What the task asks
Only the number is needed: how many lines of the records include "JSON"?

-- start --

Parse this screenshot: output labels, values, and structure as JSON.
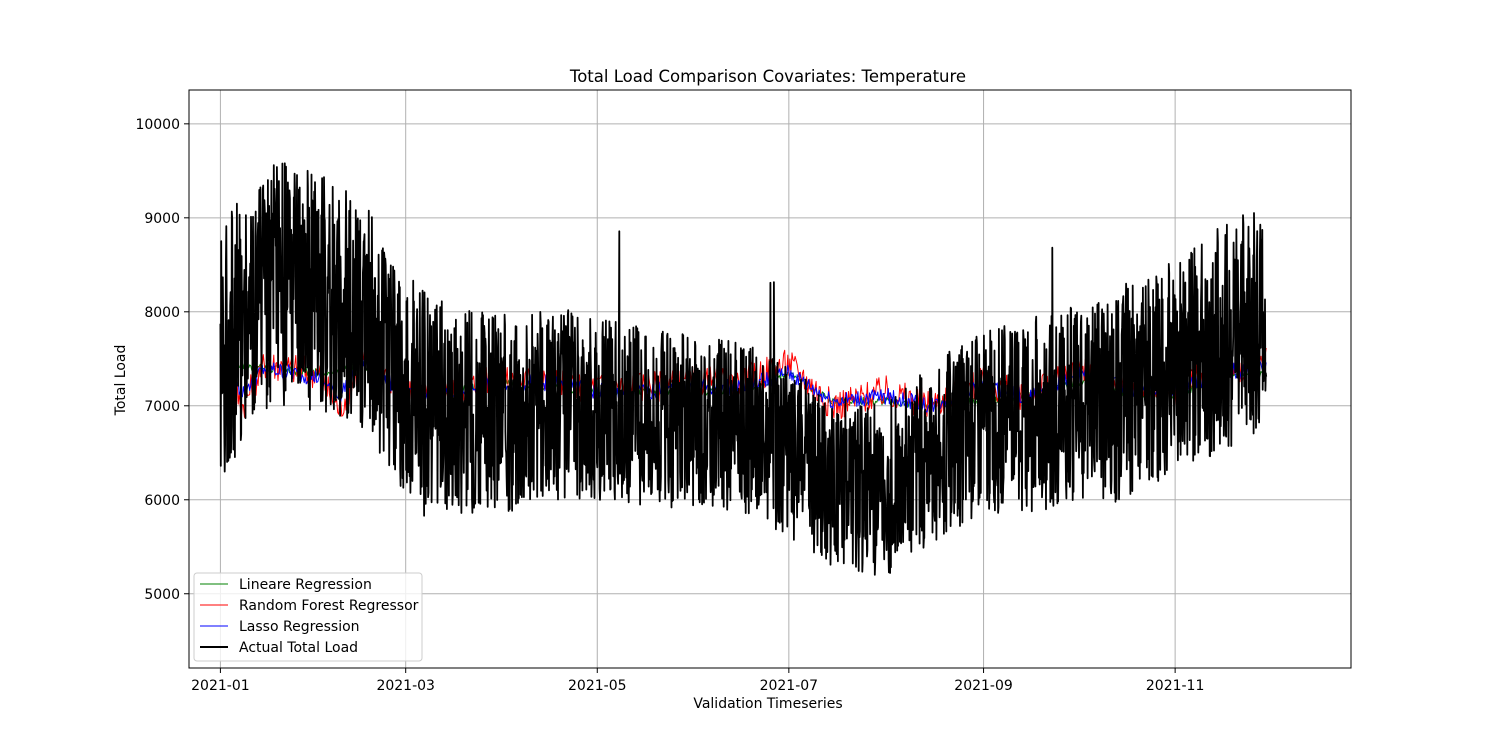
{
  "chart_data": {
    "type": "line",
    "title": "Total Load Comparison Covariates: Temperature",
    "xlabel": "Validation Timeseries",
    "ylabel": "Total Load",
    "x_range": [
      "2020-12-22",
      "2021-12-27"
    ],
    "ylim": [
      4210,
      10360
    ],
    "x_ticks": [
      {
        "date": "2021-01-01",
        "label": "2021-01"
      },
      {
        "date": "2021-03-01",
        "label": "2021-03"
      },
      {
        "date": "2021-05-01",
        "label": "2021-05"
      },
      {
        "date": "2021-07-01",
        "label": "2021-07"
      },
      {
        "date": "2021-09-01",
        "label": "2021-09"
      },
      {
        "date": "2021-11-01",
        "label": "2021-11"
      }
    ],
    "y_ticks": [
      5000,
      6000,
      7000,
      8000,
      9000,
      10000
    ],
    "grid": true,
    "legend_position": "lower-left",
    "series": [
      {
        "name": "Lineare Regression",
        "color": "#008000",
        "x": [
          "2021-01-01",
          "2021-01-15",
          "2021-02-01",
          "2021-02-15",
          "2021-03-01",
          "2021-03-15",
          "2021-04-01",
          "2021-04-15",
          "2021-05-01",
          "2021-05-15",
          "2021-06-01",
          "2021-06-15",
          "2021-07-01",
          "2021-07-15",
          "2021-08-01",
          "2021-08-15",
          "2021-09-01",
          "2021-09-15",
          "2021-10-01",
          "2021-10-15",
          "2021-11-01",
          "2021-11-15",
          "2021-11-30"
        ],
        "y": [
          7450,
          7400,
          7350,
          7450,
          7150,
          7150,
          7250,
          7200,
          7150,
          7150,
          7150,
          7150,
          7350,
          7050,
          7050,
          7000,
          7050,
          7100,
          7250,
          7150,
          7100,
          7300,
          7350
        ]
      },
      {
        "name": "Random Forest Regressor",
        "color": "#ff0000",
        "x": [
          "2021-01-01",
          "2021-01-08",
          "2021-01-15",
          "2021-02-01",
          "2021-02-08",
          "2021-02-15",
          "2021-03-01",
          "2021-03-15",
          "2021-04-01",
          "2021-04-15",
          "2021-05-01",
          "2021-05-15",
          "2021-06-01",
          "2021-06-15",
          "2021-07-01",
          "2021-07-15",
          "2021-08-01",
          "2021-08-15",
          "2021-09-01",
          "2021-09-15",
          "2021-10-01",
          "2021-10-15",
          "2021-11-01",
          "2021-11-15",
          "2021-11-30"
        ],
        "y": [
          7500,
          7000,
          7450,
          7350,
          6950,
          7500,
          7100,
          7150,
          7300,
          7250,
          7200,
          7200,
          7250,
          7250,
          7450,
          7000,
          7150,
          7000,
          7250,
          7100,
          7400,
          7200,
          7150,
          7400,
          7450
        ]
      },
      {
        "name": "Lasso Regression",
        "color": "#0000ff",
        "x": [
          "2021-01-01",
          "2021-01-08",
          "2021-01-15",
          "2021-02-01",
          "2021-02-08",
          "2021-02-15",
          "2021-03-01",
          "2021-03-15",
          "2021-04-01",
          "2021-04-15",
          "2021-05-01",
          "2021-05-15",
          "2021-06-01",
          "2021-06-15",
          "2021-07-01",
          "2021-07-15",
          "2021-08-01",
          "2021-08-15",
          "2021-09-01",
          "2021-09-15",
          "2021-10-01",
          "2021-10-15",
          "2021-11-01",
          "2021-11-15",
          "2021-11-30"
        ],
        "y": [
          7450,
          7150,
          7400,
          7300,
          7100,
          7500,
          7100,
          7150,
          7250,
          7250,
          7150,
          7150,
          7200,
          7200,
          7350,
          7050,
          7100,
          7000,
          7200,
          7100,
          7350,
          7200,
          7150,
          7350,
          7400
        ]
      },
      {
        "name": "Actual Total Load",
        "color": "#000000",
        "x": [
          "2021-01-01",
          "2021-01-15",
          "2021-02-01",
          "2021-02-15",
          "2021-03-01",
          "2021-03-15",
          "2021-04-01",
          "2021-04-15",
          "2021-05-01",
          "2021-05-15",
          "2021-06-01",
          "2021-06-15",
          "2021-07-01",
          "2021-07-15",
          "2021-08-01",
          "2021-08-15",
          "2021-09-01",
          "2021-09-15",
          "2021-10-01",
          "2021-10-15",
          "2021-11-01",
          "2021-11-15",
          "2021-11-30"
        ],
        "y": [
          7600,
          8300,
          8200,
          8000,
          7200,
          7000,
          6900,
          7000,
          7000,
          6900,
          6800,
          6800,
          6500,
          6200,
          6100,
          6500,
          6800,
          6900,
          7000,
          7100,
          7400,
          7700,
          8000
        ]
      }
    ]
  }
}
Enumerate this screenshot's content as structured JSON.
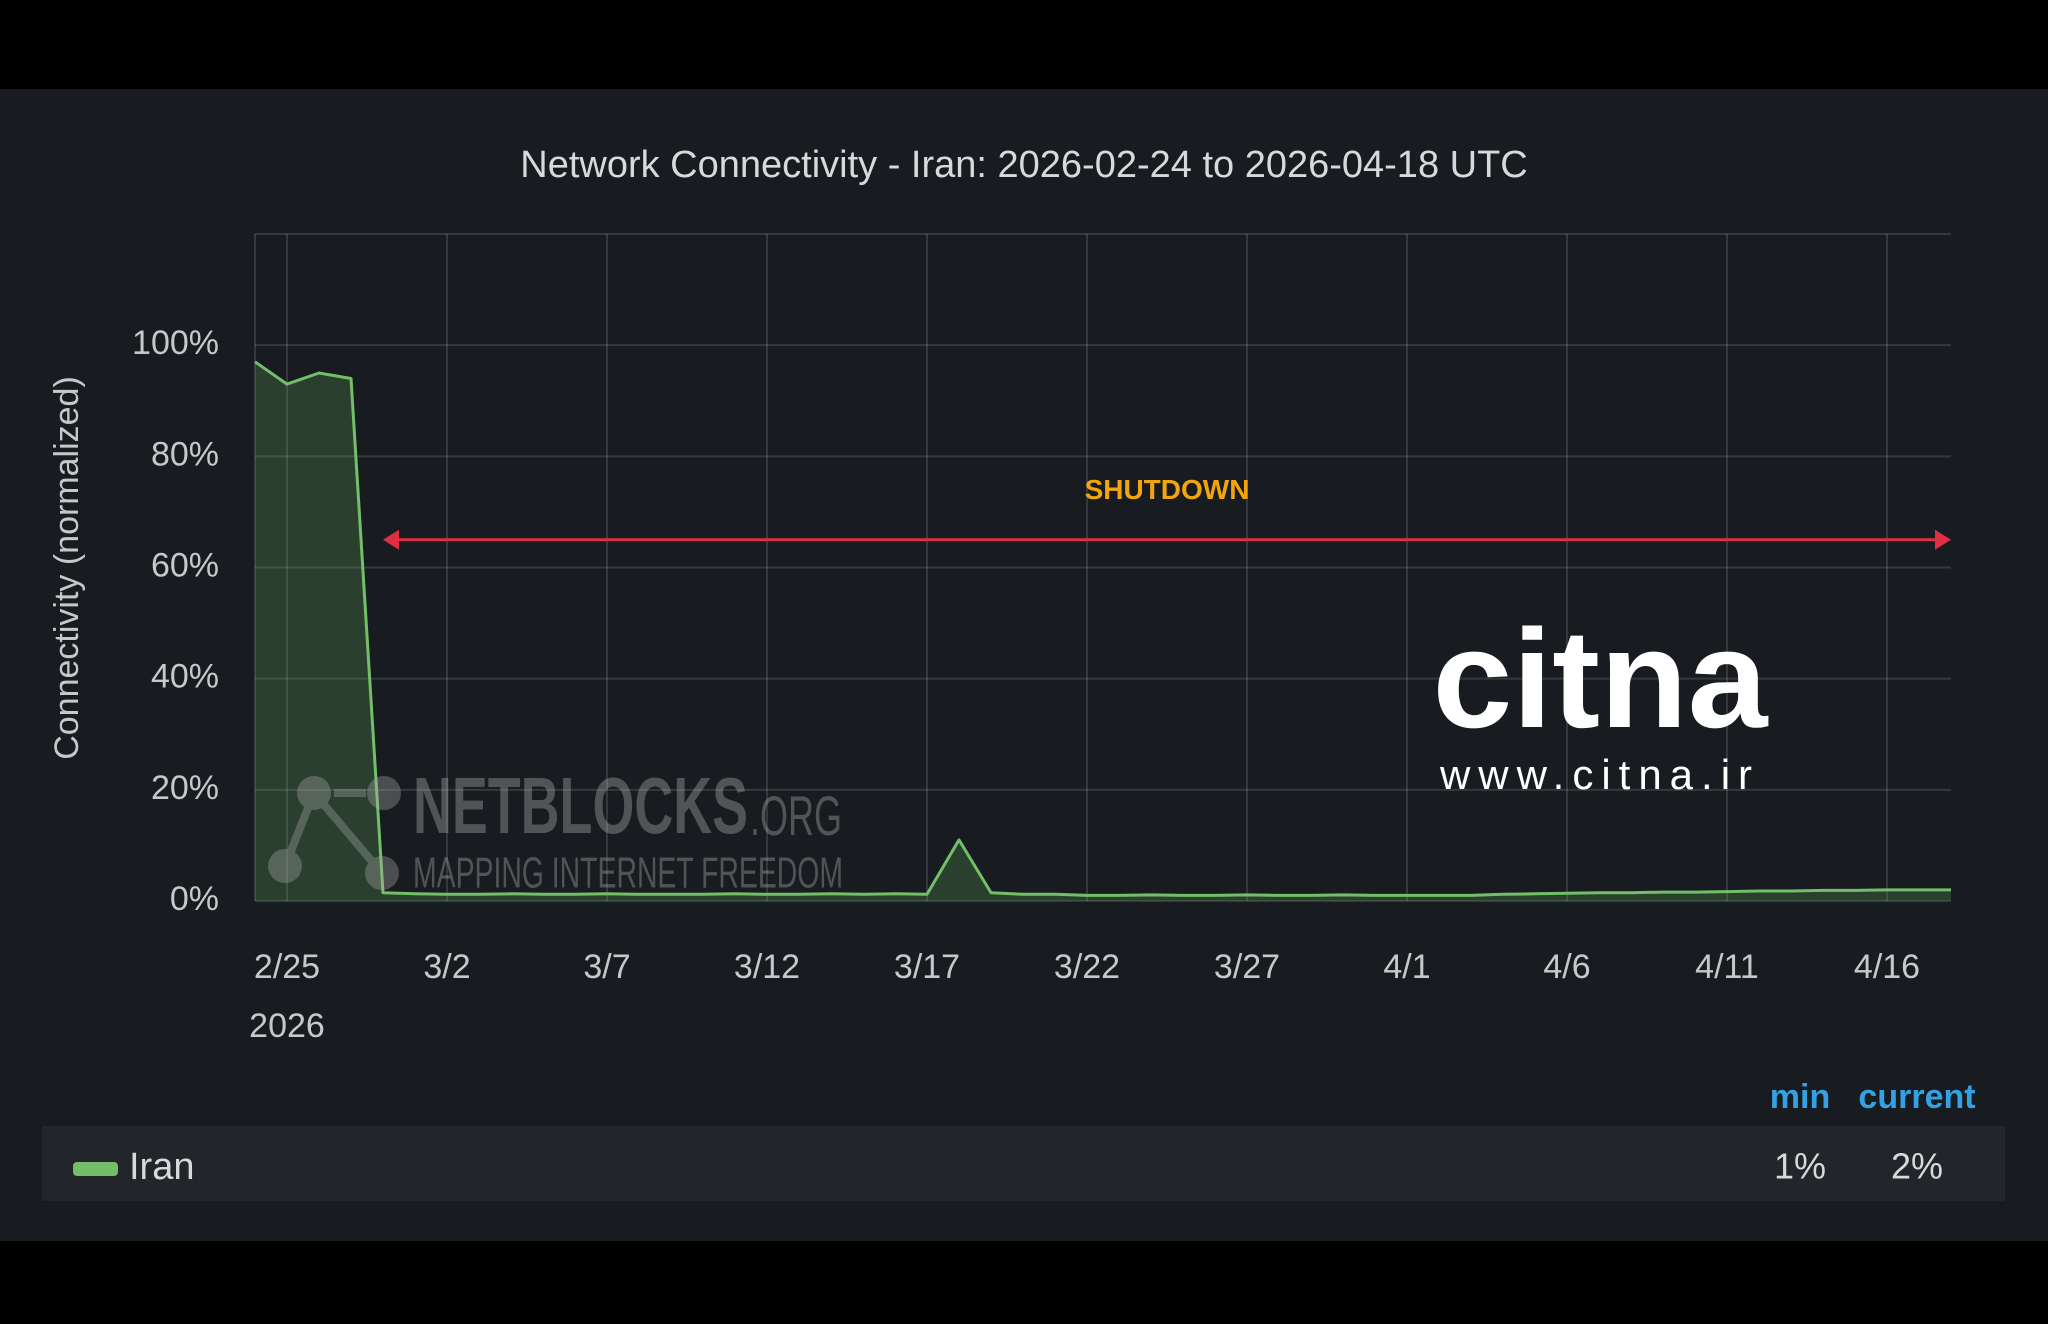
{
  "chart_data": {
    "type": "line",
    "title": "Network Connectivity - Iran: 2026-02-24 to 2026-04-18 UTC",
    "y_label": "Connectivity (normalized)",
    "xlim": [
      "2026-02-24",
      "2026-04-18"
    ],
    "xticks": [
      {
        "value": "2026-02-25",
        "label": "2/25"
      },
      {
        "value": "2026-03-02",
        "label": "3/2"
      },
      {
        "value": "2026-03-07",
        "label": "3/7"
      },
      {
        "value": "2026-03-12",
        "label": "3/12"
      },
      {
        "value": "2026-03-17",
        "label": "3/17"
      },
      {
        "value": "2026-03-22",
        "label": "3/22"
      },
      {
        "value": "2026-03-27",
        "label": "3/27"
      },
      {
        "value": "2026-04-01",
        "label": "4/1"
      },
      {
        "value": "2026-04-06",
        "label": "4/6"
      },
      {
        "value": "2026-04-11",
        "label": "4/11"
      },
      {
        "value": "2026-04-16",
        "label": "4/16"
      }
    ],
    "xtick_year": "2026",
    "ylim": [
      0,
      120
    ],
    "yticks": [
      {
        "value": 0,
        "label": "0%"
      },
      {
        "value": 20,
        "label": "20%"
      },
      {
        "value": 40,
        "label": "40%"
      },
      {
        "value": 60,
        "label": "60%"
      },
      {
        "value": 80,
        "label": "80%"
      },
      {
        "value": 100,
        "label": "100%"
      }
    ],
    "grid": true,
    "x": [
      "2026-02-24",
      "2026-02-25",
      "2026-02-26",
      "2026-02-27",
      "2026-02-28",
      "2026-03-01",
      "2026-03-02",
      "2026-03-03",
      "2026-03-04",
      "2026-03-05",
      "2026-03-06",
      "2026-03-07",
      "2026-03-08",
      "2026-03-09",
      "2026-03-10",
      "2026-03-11",
      "2026-03-12",
      "2026-03-13",
      "2026-03-14",
      "2026-03-15",
      "2026-03-16",
      "2026-03-17",
      "2026-03-18",
      "2026-03-19",
      "2026-03-20",
      "2026-03-21",
      "2026-03-22",
      "2026-03-23",
      "2026-03-24",
      "2026-03-25",
      "2026-03-26",
      "2026-03-27",
      "2026-03-28",
      "2026-03-29",
      "2026-03-30",
      "2026-03-31",
      "2026-04-01",
      "2026-04-02",
      "2026-04-03",
      "2026-04-04",
      "2026-04-05",
      "2026-04-06",
      "2026-04-07",
      "2026-04-08",
      "2026-04-09",
      "2026-04-10",
      "2026-04-11",
      "2026-04-12",
      "2026-04-13",
      "2026-04-14",
      "2026-04-15",
      "2026-04-16",
      "2026-04-17",
      "2026-04-18"
    ],
    "series": [
      {
        "name": "Iran",
        "color": "#73bf69",
        "values": [
          97,
          93,
          95,
          94,
          1.5,
          1.3,
          1.2,
          1.2,
          1.3,
          1.2,
          1.2,
          1.3,
          1.2,
          1.2,
          1.2,
          1.3,
          1.2,
          1.2,
          1.3,
          1.2,
          1.3,
          1.2,
          11,
          1.5,
          1.2,
          1.2,
          1,
          1,
          1.1,
          1,
          1,
          1.1,
          1,
          1,
          1.1,
          1,
          1,
          1,
          1,
          1.2,
          1.3,
          1.4,
          1.5,
          1.5,
          1.6,
          1.6,
          1.7,
          1.8,
          1.8,
          1.9,
          1.9,
          2,
          2,
          2
        ],
        "stats": [
          "1%",
          "2%"
        ]
      }
    ],
    "stat_columns": [
      "min",
      "current"
    ],
    "annotation": {
      "text": "SHUTDOWN",
      "x_start": "2026-02-28",
      "x_end": "2026-04-18",
      "y": 65,
      "color": "#e02f44",
      "text_color": "#f2a60d"
    },
    "watermarks": {
      "netblocks": "NETBLOCKS",
      "netblocks_suffix": ".ORG",
      "netblocks_tagline": "MAPPING INTERNET FREEDOM",
      "citna": "citna",
      "citna_url": "www.citna.ir"
    }
  }
}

-- end --

Answer to this task
2